*POLECENIE*.
Oceń, czy każde z trzech zdań zgadza się z tekstem o Ślęży. Odpowiedz „tak” lub „nie” i dołącz rozstrzygające słowa tekstu w cudzysłowie:
1. W 1996 roku na Ślęży kręcono etiudę filmową.
2. Na Wzgórzu Lecha w Gnieźnie udało się zobaczyć odkrywki archeologiczne.
3. Z Wrocławia do Sobótki jedzie się pociągiem.

1 październik 2025
:)
( Mówi święta Maria Magdalena)
Nie masz towarzystwa, bo jesteś chory, zaś przez telefon trudno Ci swobodnie rozmawiać, zresztą zażyłość jaką masz ze mną zastąpić może ziemska kobieta tylko, jednak takiej obecnie nie posiadasz:).
Jesteś rozczarowany, że nikt nie chciał się wytłumaczyć dlaczego nie wybrał się na górę Ślężę, jak zadałam pytanie.
Cóż, tak to jest. Jednak pytanie jest istotne nie dla mnie, lecz dla Ciebie bardziej, oraz innych.
Jeśli bowiem nie wiesz sam co jest w głowach Małej Trzódki, to co mówić o Polakach, którzy żyją dotąd w innym świecie.
Lecz pytanie to łączy się przecież z podobnym. Dlaczego nikt nie zrobił rekonesansu po muzeach czeskich i węgierskich, słowackich. Oczywiście łączy się to z dodatkowymi finansami i pewną swobodą – nie każdy mógł i może.
Jednak pojechać do Sobótki, wejść na górę Ślężę, jest o wiele łatwiej. Wielu zresztą może to uczynić łatwiej niż Ty. Pojechać samochodem i wrócić. Wielu ma bliżej. Ty zaś musisz jechać do Wrocławia, potem autobusem do Sobótki. Załatwić nocleg. Wejść na górę, zejść na nocleg. Wracać następnego dnia.
Oczywiście gdybyś miał polecenie to byś pojechał. Wyjazdów miałeś dużo. Teraz został Ci wskazany wyjazd na główną Świętą Górę Lehitów.
Niedawno byłeś też na Wzgórzu Lecha, czyli w Gnieźnie.
Niestety nie udało Ci się zobaczyć odkrywek archeologicznych, czy jakiejkolwiek tablicy tam nie było. Inaczej mówiąc to co jest w archeologicznym materiale filmowym, tego nie ma na wzgórzu. Obszedłeś je dookoła.
Na Ślężę oczywiście pojedziesz, lecz byłeś tam i w 1996 roku, gdzie kręciłeś swoją etiudę filmową i razem z kamerzystą i dwiema studentkami I roku aktorskich studiów potykaliście się o kamienie, które jak się okazuje są z potrójnego < niezrozumiale zapisane dwa słowa C.P.> muru otaczającego wierzchołek góry. Lecz przecież nie można wykluczyć i budowli, świątyni tam.
To również miejsce wyjątkowe. Kiedy byłeś później, przed laty w gościnie u krewnego, widziałeś ją z bliska i przyglądałeś się jej. I ona sama i otaczający teren miały dla ciebie niewytłumaczalny urok.
Podobny zresztą do uroku miejsc Ziemi Śląska Opolskiego, niektórych miejsc.
Czyż w jednym miejscu są takie kamienie, rozsypane, które nie pasują do naturalnej geologii? Choć mówi się wam, że to naturalne zjawisko.

*DOSTARCZONY MATERIAŁ*.
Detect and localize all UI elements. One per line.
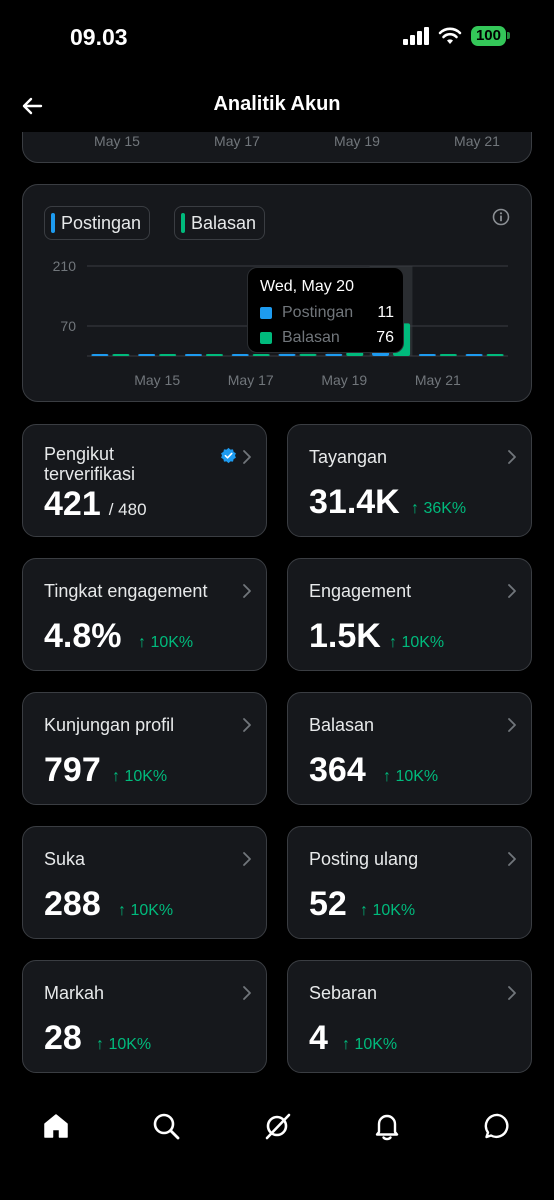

*ODPOWIEDŹ*.
1. Tak: „byłeś tam i w 1996 roku, gdzie kręciłeś swoją etiudę filmową”
2. Nie: „Niestety nie udało Ci się zobaczyć odkrywek archeologicznych”
3. Nie: „potem autobusem do Sobótki”